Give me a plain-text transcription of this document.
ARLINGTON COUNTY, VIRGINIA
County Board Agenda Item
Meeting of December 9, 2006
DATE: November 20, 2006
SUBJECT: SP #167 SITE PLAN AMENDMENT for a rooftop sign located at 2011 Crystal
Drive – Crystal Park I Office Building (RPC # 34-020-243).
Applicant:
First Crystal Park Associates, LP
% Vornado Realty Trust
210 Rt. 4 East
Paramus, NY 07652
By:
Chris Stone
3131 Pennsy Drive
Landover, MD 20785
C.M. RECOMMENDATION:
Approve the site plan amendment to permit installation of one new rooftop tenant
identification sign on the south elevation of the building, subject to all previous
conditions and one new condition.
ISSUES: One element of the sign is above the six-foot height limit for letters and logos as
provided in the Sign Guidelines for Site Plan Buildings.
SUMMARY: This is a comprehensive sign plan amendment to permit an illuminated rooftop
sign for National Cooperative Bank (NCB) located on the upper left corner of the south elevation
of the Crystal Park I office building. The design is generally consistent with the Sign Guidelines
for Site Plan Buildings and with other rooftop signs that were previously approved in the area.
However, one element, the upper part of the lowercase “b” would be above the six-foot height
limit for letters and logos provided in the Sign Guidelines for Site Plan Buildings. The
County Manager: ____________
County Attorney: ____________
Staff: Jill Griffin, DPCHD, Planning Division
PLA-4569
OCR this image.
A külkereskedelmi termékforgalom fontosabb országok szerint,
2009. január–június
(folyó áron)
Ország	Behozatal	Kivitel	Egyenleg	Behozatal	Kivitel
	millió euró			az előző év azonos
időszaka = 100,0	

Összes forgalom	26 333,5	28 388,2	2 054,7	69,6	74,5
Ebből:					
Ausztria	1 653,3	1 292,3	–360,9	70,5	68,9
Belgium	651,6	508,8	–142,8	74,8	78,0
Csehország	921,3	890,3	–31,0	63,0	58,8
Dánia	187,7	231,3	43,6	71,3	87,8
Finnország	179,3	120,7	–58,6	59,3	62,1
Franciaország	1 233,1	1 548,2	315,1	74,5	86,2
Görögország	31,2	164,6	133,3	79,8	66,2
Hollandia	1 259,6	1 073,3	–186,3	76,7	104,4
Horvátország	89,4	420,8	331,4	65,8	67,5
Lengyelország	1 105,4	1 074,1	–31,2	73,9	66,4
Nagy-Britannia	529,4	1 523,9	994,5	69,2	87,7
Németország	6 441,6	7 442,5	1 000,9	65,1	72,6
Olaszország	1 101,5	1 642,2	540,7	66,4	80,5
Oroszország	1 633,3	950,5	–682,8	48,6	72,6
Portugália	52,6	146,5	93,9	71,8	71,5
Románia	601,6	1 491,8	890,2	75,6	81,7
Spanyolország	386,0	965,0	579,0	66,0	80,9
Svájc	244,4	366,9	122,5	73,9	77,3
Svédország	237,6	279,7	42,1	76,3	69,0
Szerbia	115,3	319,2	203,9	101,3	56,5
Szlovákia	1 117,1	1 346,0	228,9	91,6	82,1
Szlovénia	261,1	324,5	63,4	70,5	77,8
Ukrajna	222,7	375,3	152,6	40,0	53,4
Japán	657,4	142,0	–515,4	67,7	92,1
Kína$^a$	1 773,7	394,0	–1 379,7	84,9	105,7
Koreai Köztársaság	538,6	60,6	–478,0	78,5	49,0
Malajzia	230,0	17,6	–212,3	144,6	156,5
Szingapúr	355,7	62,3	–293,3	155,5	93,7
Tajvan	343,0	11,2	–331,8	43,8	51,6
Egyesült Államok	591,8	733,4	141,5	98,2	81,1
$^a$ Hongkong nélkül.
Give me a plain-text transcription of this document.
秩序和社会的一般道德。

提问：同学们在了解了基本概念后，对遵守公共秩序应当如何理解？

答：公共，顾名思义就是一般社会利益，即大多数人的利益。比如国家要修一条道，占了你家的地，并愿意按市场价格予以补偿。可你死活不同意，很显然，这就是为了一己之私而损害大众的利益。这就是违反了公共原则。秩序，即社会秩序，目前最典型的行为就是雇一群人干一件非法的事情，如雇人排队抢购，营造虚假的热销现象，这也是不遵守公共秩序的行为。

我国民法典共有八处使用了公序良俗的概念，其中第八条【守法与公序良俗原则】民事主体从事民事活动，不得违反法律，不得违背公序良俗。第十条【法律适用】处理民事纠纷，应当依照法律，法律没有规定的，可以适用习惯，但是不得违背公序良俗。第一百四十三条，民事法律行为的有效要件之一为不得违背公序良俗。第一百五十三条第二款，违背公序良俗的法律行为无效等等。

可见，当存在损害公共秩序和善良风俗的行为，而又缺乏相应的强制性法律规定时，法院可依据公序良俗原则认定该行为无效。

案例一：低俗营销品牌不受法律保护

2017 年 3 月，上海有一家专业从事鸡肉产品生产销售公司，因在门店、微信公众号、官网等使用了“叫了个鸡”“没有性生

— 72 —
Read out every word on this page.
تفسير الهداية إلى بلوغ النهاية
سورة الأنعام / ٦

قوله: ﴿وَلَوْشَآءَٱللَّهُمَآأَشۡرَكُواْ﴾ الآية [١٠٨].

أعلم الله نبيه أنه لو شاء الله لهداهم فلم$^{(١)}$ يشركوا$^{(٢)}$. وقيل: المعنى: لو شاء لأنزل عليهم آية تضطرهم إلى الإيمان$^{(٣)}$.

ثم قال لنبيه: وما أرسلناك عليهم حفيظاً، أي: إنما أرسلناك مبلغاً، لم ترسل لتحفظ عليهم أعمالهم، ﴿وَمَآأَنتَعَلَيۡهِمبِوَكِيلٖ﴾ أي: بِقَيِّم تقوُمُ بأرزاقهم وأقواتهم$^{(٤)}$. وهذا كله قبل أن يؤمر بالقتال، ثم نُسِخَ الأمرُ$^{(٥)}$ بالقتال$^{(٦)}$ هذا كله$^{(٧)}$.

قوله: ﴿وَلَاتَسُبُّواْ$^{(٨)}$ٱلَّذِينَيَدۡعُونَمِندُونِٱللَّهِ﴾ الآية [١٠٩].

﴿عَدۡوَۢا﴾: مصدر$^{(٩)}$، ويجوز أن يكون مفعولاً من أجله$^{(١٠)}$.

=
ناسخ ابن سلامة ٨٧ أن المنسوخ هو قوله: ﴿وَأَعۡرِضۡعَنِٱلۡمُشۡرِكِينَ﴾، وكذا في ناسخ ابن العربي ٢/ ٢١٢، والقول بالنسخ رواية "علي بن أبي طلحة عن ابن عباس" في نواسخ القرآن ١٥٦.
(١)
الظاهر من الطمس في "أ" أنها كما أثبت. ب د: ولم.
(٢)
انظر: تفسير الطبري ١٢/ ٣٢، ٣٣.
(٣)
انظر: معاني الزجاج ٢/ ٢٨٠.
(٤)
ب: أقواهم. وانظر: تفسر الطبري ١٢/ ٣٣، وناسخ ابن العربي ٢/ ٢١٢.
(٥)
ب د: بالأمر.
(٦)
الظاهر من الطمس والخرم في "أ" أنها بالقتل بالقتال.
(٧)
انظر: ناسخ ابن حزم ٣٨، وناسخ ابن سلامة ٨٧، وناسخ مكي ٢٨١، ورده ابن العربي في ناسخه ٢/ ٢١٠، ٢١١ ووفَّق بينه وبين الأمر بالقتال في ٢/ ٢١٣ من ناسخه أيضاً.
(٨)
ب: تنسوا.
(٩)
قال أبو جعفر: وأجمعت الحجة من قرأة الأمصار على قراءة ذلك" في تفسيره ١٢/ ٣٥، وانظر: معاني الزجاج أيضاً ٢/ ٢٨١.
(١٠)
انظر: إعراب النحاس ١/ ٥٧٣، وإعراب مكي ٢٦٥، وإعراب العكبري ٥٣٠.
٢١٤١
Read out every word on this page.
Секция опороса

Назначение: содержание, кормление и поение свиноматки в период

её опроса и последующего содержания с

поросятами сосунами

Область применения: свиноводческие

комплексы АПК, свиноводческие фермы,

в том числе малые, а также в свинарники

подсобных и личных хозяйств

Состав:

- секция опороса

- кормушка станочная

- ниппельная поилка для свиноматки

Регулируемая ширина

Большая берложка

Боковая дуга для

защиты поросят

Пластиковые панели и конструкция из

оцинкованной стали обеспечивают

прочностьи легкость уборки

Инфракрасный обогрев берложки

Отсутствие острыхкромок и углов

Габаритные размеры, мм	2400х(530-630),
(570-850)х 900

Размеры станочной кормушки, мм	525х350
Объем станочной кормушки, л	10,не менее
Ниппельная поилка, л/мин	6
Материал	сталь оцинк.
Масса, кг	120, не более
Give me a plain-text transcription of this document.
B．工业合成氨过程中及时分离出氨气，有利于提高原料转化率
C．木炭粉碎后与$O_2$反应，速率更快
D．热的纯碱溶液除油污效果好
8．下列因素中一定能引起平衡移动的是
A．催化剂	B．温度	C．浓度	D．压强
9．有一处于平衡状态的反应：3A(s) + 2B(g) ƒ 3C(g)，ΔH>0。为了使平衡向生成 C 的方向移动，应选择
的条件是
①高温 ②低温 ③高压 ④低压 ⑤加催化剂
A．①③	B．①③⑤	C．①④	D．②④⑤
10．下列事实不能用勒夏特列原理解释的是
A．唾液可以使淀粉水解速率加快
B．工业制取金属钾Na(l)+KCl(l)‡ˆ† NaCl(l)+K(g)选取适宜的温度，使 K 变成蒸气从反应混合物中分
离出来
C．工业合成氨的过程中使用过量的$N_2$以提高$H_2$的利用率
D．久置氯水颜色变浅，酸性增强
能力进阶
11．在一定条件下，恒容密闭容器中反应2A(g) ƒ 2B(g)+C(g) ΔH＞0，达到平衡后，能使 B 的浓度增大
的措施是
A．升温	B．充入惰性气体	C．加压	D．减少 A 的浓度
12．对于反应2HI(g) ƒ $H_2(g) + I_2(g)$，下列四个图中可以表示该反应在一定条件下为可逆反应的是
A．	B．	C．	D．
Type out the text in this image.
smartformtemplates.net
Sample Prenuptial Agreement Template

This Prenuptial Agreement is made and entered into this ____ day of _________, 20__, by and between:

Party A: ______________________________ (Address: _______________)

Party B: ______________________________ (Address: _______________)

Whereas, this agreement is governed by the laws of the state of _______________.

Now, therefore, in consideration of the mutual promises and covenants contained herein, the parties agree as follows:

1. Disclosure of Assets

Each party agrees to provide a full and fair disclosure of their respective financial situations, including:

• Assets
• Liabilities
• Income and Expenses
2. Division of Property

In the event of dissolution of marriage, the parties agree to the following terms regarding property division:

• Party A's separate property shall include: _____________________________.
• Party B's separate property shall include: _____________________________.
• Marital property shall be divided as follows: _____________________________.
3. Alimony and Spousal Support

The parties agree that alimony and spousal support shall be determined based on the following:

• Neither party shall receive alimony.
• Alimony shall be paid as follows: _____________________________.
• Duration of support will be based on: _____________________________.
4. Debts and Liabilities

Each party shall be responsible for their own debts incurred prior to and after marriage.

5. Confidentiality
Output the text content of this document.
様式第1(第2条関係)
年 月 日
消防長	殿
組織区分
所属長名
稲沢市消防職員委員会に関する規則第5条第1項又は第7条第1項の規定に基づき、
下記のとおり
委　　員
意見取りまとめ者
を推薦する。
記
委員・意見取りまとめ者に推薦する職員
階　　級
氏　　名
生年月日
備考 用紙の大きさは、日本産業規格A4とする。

● DESCRIPTION OF THE TASK
Only the number should be given: how many lines of the data contain the word "معاني"?

● REPLY TO THE TASK
2